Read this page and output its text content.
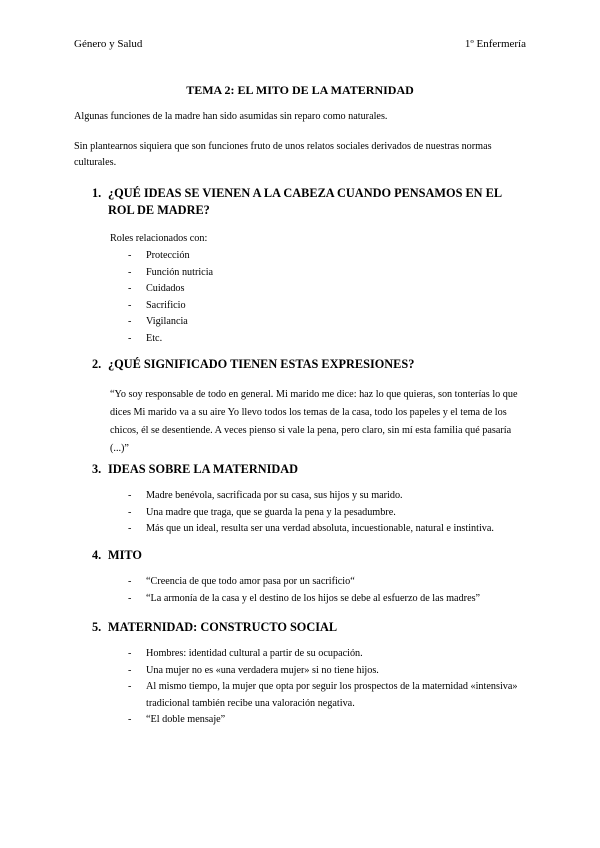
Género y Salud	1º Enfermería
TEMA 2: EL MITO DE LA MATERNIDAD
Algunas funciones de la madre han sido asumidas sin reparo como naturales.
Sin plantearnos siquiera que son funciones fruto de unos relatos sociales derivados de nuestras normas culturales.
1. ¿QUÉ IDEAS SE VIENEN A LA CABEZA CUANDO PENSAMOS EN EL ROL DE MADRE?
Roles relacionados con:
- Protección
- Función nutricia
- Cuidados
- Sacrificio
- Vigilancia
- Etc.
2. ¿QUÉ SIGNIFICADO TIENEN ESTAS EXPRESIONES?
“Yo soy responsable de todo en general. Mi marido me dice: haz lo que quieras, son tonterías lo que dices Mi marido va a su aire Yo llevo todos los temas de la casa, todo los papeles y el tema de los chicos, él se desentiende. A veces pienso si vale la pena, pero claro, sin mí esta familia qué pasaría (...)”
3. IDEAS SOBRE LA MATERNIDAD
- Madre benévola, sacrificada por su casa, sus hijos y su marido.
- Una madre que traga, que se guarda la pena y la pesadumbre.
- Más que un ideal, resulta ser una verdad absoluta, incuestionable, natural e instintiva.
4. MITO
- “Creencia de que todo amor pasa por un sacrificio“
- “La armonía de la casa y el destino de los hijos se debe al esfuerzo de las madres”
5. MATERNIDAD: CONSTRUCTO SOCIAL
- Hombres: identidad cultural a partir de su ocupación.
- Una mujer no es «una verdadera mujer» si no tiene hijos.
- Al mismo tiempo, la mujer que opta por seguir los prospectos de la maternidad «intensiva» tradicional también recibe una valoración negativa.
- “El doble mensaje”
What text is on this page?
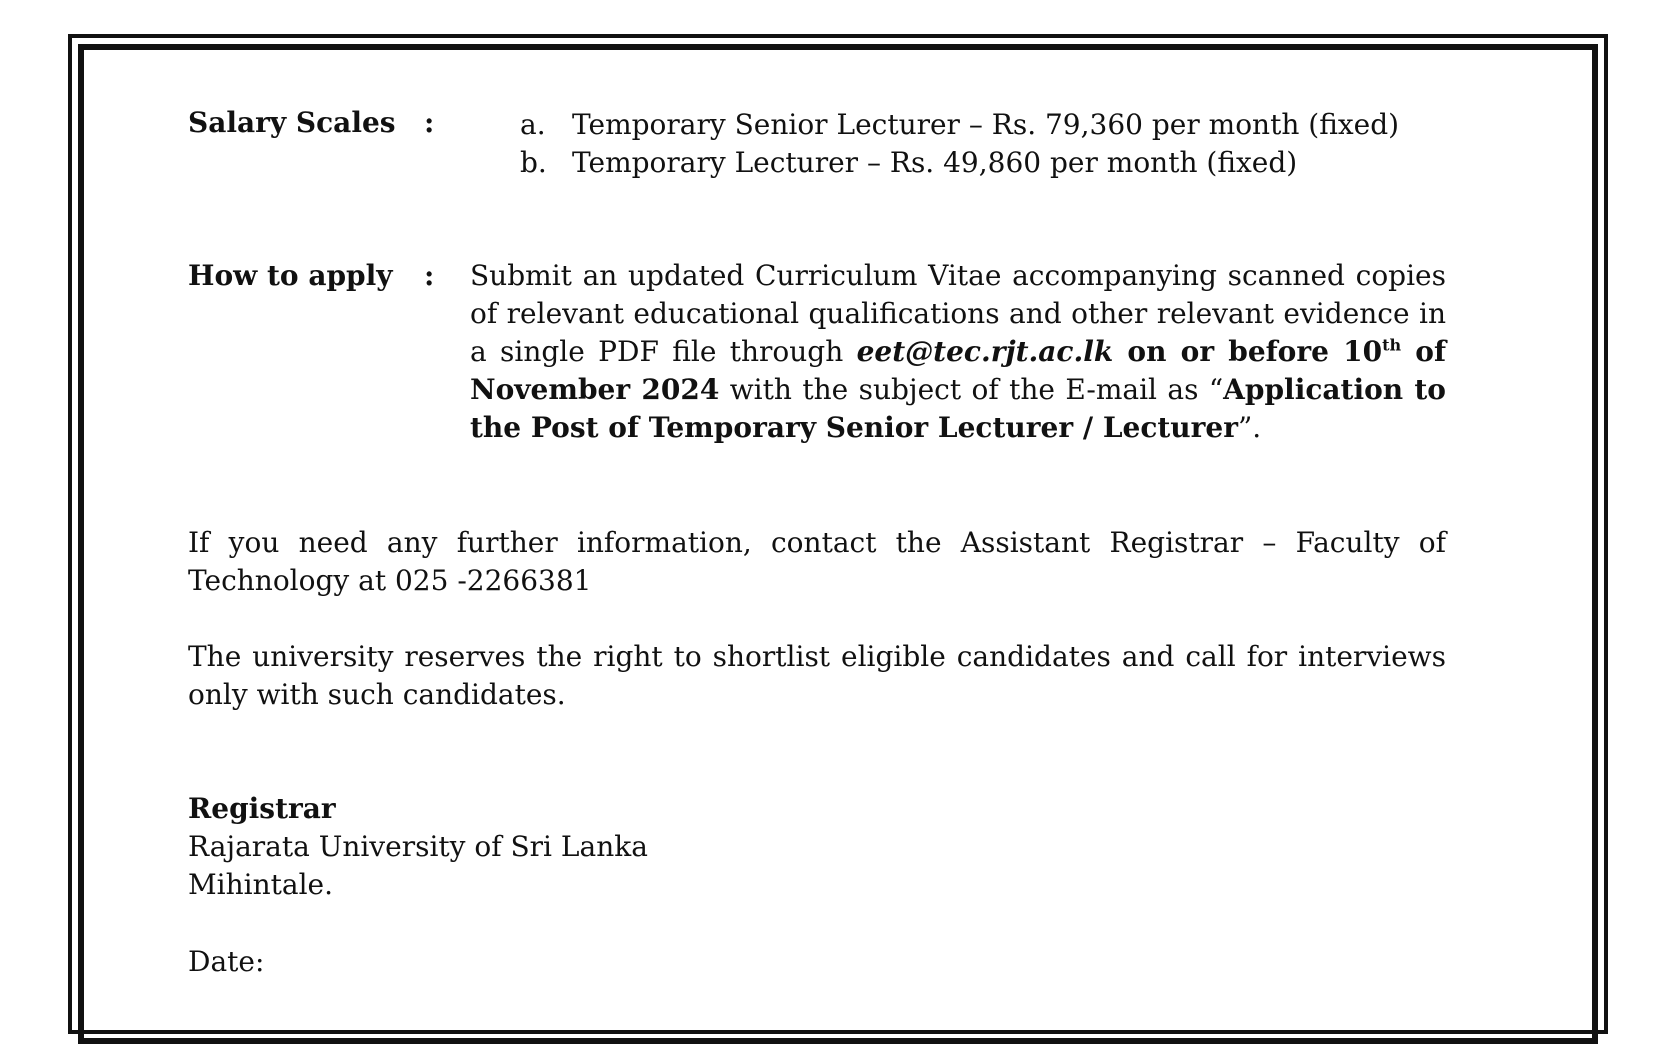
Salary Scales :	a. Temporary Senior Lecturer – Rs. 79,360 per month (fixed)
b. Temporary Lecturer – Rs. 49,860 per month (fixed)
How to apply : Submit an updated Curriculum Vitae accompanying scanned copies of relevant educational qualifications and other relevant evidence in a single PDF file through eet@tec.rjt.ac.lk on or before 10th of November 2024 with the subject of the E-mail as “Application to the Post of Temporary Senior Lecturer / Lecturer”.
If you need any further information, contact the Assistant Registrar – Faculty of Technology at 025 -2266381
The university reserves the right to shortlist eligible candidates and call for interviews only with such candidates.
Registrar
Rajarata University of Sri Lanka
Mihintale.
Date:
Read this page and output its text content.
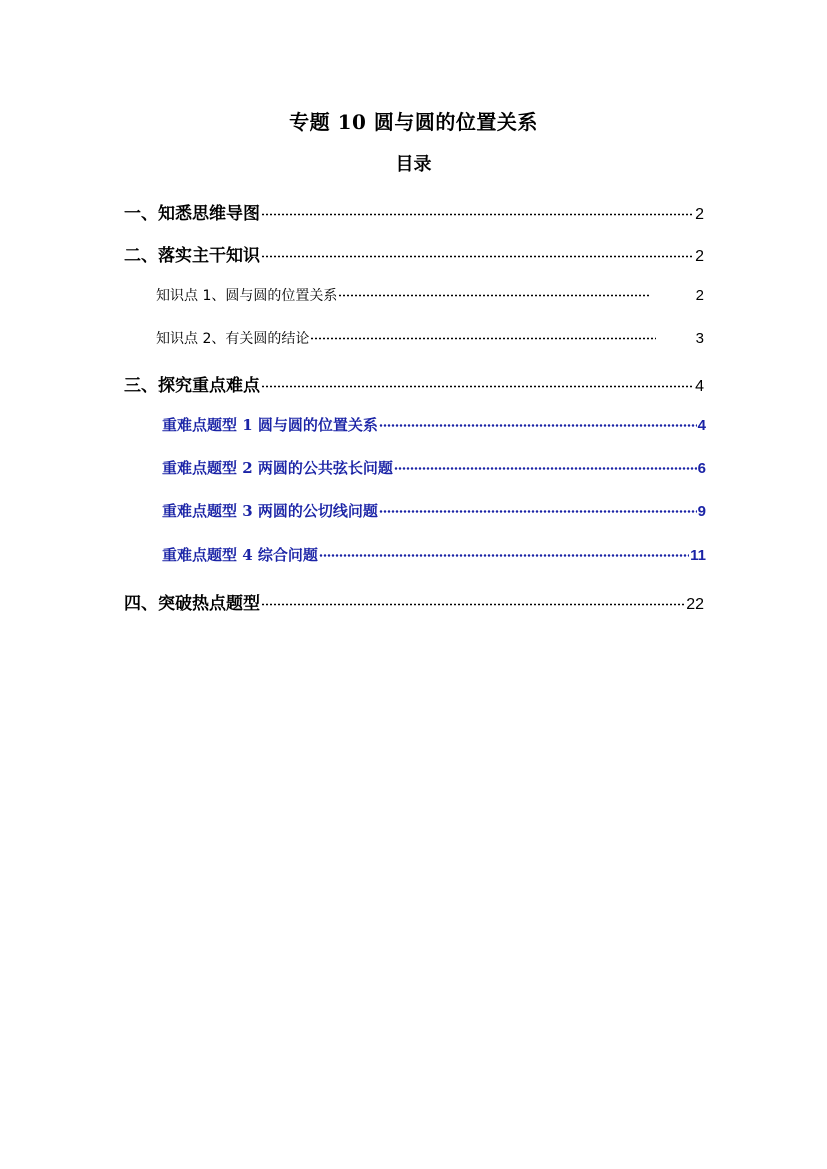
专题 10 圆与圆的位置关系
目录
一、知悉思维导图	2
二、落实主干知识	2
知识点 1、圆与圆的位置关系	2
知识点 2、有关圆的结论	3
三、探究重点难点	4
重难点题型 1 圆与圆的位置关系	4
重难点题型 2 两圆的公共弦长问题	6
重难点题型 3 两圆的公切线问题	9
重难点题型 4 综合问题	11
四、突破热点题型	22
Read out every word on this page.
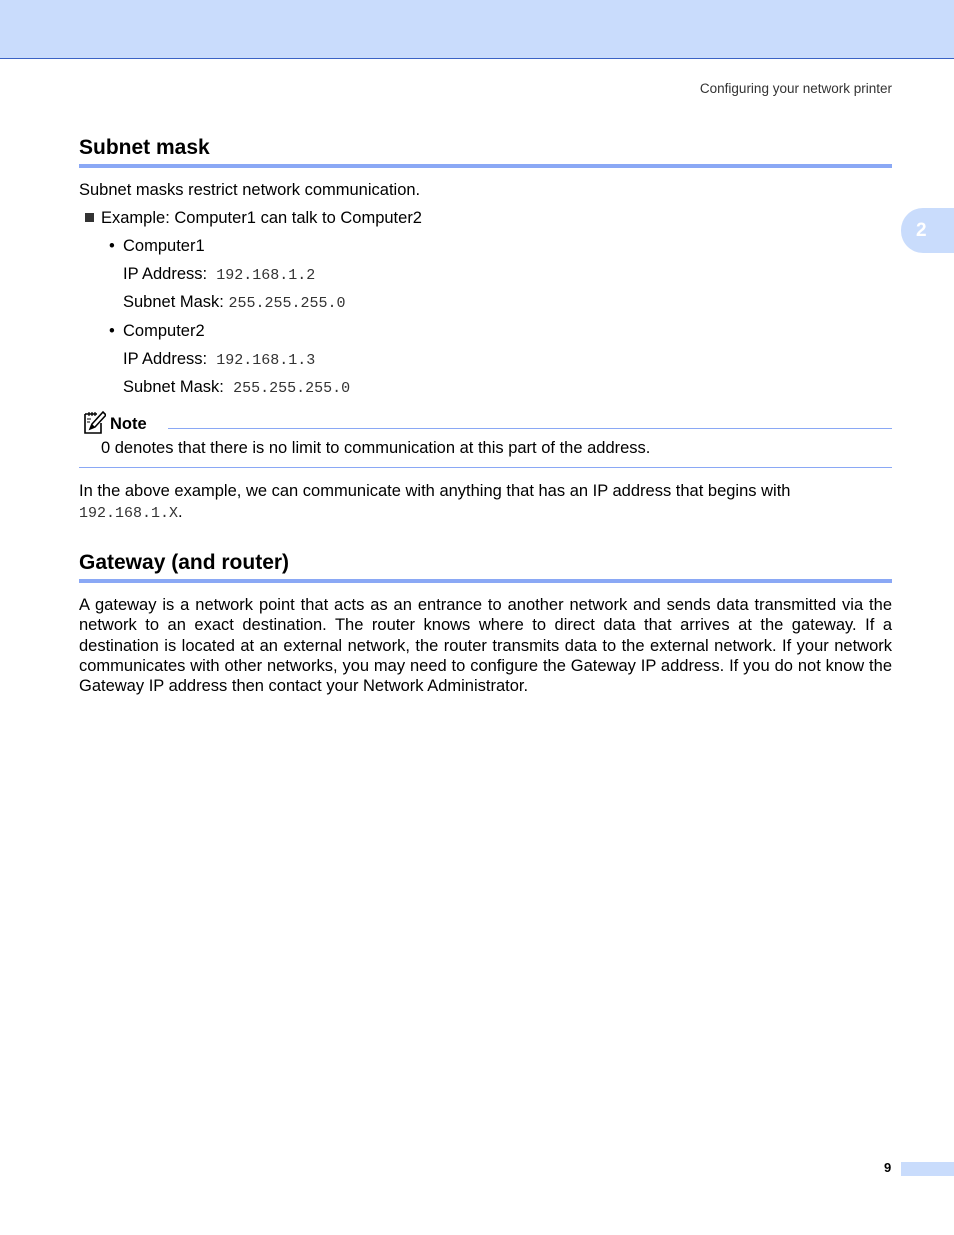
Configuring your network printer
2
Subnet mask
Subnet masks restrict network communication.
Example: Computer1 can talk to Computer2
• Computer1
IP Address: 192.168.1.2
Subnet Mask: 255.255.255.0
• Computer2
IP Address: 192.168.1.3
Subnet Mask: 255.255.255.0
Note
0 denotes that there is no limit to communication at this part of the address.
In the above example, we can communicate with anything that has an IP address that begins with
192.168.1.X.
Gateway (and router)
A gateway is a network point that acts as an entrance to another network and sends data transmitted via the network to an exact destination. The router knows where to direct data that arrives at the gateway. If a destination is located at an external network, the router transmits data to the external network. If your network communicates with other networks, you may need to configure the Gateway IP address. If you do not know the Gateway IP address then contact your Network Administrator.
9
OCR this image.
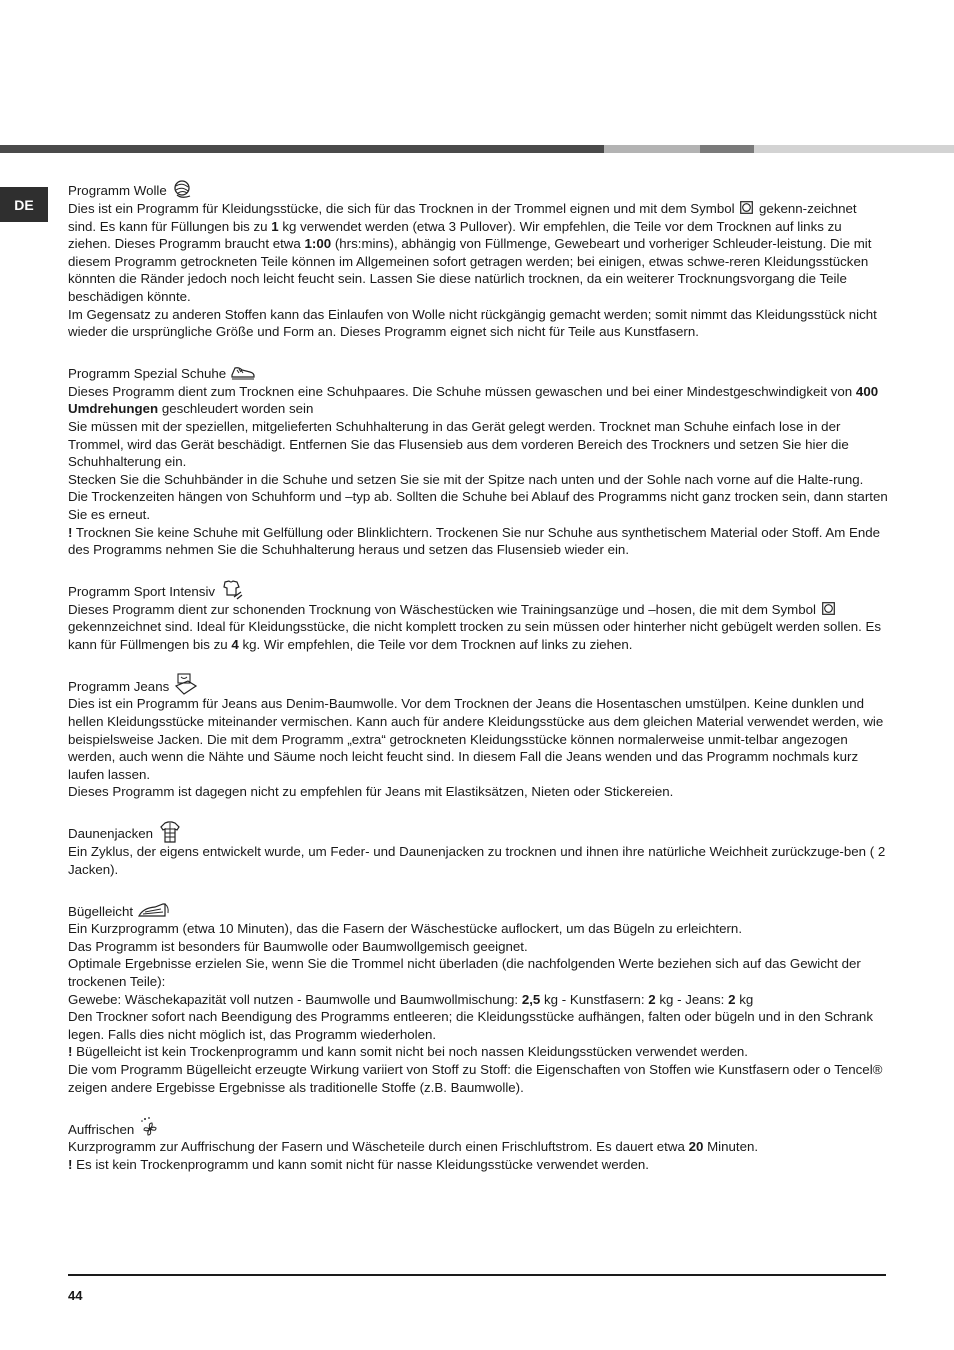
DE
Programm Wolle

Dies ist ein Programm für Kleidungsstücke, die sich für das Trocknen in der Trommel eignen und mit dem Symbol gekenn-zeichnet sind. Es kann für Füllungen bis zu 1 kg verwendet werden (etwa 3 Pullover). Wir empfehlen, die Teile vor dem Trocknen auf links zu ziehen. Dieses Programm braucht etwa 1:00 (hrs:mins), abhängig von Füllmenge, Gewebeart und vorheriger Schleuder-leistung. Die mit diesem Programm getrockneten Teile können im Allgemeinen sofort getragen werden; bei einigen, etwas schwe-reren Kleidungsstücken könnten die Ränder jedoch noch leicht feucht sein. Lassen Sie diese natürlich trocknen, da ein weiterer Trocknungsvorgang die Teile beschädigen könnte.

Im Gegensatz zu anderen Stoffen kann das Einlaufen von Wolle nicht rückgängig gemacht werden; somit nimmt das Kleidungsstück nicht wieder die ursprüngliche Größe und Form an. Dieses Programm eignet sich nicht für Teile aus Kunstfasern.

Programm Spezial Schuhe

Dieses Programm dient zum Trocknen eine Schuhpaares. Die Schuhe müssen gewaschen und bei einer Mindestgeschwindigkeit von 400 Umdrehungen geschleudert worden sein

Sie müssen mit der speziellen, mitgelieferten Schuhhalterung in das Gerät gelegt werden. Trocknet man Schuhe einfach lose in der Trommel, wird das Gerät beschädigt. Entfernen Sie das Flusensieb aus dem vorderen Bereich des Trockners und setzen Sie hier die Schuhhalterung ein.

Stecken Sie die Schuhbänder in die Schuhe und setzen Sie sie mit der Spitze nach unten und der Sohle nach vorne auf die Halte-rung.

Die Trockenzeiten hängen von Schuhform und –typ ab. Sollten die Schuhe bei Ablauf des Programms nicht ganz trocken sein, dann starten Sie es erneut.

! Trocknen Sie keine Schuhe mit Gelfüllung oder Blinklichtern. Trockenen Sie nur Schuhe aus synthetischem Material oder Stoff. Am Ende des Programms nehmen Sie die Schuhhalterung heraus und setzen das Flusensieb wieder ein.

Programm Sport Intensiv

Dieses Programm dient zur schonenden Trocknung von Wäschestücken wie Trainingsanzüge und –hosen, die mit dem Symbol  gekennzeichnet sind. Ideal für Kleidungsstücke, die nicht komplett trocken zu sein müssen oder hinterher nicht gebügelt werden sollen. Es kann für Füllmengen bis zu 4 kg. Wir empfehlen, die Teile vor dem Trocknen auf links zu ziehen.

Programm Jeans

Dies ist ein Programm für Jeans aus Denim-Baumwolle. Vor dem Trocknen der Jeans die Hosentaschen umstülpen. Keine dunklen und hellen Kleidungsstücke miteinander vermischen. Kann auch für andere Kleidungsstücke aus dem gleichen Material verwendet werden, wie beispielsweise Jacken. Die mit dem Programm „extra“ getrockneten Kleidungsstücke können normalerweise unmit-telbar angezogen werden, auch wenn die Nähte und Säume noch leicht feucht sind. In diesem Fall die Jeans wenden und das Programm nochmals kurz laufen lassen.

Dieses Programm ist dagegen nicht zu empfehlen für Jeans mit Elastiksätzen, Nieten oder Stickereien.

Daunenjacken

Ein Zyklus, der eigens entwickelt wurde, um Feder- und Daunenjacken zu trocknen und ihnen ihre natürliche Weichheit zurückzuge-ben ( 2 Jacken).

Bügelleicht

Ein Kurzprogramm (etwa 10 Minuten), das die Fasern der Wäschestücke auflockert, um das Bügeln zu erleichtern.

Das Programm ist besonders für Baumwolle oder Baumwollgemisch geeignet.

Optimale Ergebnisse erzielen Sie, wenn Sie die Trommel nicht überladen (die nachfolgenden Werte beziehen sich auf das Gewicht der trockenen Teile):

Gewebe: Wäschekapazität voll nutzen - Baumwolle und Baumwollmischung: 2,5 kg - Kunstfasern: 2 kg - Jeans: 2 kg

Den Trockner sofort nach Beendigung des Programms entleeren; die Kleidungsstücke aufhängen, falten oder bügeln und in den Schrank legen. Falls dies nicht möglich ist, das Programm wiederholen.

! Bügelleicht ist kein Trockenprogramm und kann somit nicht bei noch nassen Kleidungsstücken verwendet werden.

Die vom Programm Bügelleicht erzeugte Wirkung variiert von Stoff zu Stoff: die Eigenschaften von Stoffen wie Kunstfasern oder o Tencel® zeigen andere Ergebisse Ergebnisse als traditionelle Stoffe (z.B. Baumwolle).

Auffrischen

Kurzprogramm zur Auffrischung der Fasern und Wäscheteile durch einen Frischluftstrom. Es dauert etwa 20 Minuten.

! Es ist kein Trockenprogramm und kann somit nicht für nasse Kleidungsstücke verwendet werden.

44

......

#### [WHAT TO WORK ON]
Copy every line above in which the string "marido" shows up.

#### [TASK SOLUTION]
“Yo soy responsable de todo en general. Mi marido me dice: haz lo que quieras, son tonterías lo que dices Mi marido va a su aire Yo llevo todos los temas de la casa, todo los papeles y el tema de los chicos, él se desentiende. A veces pienso si vale la pena, pero claro, sin mí esta familia qué pasaría (...)”
- Madre benévola, sacrificada por su casa, sus hijos y su marido.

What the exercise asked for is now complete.